## START Provided data
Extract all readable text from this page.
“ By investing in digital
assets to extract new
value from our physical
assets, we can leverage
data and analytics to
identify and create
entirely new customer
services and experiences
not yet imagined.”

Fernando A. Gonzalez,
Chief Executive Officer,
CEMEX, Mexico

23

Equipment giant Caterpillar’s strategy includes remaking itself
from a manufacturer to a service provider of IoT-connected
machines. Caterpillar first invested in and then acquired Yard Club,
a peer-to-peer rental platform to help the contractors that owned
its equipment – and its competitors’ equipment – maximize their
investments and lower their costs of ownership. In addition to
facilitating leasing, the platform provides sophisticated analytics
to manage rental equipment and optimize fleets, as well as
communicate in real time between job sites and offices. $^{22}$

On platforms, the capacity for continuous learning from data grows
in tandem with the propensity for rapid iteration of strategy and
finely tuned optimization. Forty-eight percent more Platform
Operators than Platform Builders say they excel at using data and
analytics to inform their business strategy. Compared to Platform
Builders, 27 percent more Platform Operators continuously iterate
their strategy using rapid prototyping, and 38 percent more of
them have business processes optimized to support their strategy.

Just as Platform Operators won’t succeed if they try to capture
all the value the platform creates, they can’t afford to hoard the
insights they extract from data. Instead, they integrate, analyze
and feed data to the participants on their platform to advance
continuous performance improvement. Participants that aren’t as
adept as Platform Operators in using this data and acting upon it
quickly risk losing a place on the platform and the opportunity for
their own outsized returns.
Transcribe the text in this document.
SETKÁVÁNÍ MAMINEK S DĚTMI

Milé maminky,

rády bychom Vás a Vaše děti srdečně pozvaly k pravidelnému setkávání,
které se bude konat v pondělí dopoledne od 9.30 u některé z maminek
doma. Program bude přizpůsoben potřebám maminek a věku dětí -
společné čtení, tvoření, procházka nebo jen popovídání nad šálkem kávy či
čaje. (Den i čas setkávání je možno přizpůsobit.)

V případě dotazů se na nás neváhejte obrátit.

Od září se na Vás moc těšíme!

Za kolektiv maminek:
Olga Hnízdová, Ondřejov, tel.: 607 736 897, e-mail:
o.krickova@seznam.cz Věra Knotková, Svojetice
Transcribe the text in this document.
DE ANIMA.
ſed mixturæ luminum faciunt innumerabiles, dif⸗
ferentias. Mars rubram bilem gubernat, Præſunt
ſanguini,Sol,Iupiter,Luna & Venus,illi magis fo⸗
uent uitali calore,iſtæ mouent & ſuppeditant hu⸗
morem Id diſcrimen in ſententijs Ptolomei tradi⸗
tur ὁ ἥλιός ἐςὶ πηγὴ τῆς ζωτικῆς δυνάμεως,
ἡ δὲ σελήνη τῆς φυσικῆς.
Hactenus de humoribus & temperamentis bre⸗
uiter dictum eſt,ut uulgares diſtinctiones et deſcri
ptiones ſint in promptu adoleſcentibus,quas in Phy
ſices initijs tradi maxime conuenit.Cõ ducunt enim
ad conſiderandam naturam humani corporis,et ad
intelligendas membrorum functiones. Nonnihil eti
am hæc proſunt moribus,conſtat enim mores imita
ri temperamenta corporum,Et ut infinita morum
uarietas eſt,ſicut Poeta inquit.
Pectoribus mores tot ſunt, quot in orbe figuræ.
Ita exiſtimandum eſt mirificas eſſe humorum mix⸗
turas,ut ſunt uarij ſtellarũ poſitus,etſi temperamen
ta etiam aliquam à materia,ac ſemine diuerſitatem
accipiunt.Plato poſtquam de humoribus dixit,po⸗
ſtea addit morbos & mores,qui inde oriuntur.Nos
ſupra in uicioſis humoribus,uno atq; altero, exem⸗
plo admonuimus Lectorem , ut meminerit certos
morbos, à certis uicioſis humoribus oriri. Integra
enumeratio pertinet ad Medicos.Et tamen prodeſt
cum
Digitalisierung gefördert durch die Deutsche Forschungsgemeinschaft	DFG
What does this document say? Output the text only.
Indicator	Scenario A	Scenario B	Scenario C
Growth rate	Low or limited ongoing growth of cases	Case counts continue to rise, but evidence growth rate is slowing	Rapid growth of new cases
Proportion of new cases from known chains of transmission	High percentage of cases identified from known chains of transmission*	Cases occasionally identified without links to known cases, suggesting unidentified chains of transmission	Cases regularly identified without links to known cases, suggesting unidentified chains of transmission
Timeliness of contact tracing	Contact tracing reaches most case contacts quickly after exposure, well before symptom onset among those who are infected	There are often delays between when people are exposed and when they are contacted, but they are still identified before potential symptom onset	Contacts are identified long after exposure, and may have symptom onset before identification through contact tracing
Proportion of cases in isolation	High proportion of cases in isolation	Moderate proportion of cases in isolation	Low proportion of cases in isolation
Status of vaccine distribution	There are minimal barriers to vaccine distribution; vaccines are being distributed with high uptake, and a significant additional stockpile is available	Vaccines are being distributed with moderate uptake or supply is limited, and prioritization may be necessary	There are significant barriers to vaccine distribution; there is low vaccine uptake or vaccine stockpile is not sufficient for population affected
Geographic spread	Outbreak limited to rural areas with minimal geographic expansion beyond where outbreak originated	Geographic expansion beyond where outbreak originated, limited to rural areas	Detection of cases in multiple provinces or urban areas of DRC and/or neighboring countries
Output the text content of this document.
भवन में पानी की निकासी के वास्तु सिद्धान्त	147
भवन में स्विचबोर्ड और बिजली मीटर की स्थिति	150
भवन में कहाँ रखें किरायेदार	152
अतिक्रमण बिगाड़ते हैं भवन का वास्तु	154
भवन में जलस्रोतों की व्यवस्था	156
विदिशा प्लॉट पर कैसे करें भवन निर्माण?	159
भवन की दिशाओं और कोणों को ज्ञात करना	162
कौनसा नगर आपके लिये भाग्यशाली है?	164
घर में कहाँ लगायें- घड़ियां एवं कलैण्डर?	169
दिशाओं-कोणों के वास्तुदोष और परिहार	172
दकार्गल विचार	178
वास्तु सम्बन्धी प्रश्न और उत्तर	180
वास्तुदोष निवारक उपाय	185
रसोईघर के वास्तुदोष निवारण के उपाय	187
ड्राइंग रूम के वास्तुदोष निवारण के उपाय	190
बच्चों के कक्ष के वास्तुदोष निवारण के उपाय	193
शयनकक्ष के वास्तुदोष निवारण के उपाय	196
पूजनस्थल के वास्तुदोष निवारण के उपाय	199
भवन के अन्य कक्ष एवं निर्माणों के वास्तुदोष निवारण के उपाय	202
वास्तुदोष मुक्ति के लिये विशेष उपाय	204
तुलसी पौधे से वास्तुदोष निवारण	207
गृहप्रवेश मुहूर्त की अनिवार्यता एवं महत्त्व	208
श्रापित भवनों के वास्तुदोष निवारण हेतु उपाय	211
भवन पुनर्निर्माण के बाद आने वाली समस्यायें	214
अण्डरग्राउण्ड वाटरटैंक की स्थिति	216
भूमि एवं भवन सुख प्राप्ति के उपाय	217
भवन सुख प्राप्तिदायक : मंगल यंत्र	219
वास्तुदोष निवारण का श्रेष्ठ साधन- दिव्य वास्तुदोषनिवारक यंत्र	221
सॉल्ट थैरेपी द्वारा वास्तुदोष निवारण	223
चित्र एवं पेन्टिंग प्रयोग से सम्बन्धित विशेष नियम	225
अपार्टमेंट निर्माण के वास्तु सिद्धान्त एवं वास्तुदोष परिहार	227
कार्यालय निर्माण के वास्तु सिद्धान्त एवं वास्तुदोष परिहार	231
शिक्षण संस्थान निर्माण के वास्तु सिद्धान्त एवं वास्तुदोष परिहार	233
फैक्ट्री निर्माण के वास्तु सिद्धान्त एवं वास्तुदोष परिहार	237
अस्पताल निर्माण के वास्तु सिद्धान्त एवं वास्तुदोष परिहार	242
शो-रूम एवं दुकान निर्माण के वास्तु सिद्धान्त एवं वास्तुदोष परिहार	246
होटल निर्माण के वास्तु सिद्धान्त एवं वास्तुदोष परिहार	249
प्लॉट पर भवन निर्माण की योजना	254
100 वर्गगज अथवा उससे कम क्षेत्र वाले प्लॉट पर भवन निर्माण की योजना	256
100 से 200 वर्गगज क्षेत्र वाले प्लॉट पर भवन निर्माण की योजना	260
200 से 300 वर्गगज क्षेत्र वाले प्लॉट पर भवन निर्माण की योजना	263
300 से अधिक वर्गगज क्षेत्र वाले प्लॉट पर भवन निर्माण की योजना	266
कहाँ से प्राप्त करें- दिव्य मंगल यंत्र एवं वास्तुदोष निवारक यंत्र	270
## END Provided data
■ Work instructions:
Spot every line that holds "value" and copy it.

■ Exercise result:
value from our physical
all the value the platform creates, they can’t afford to hoard the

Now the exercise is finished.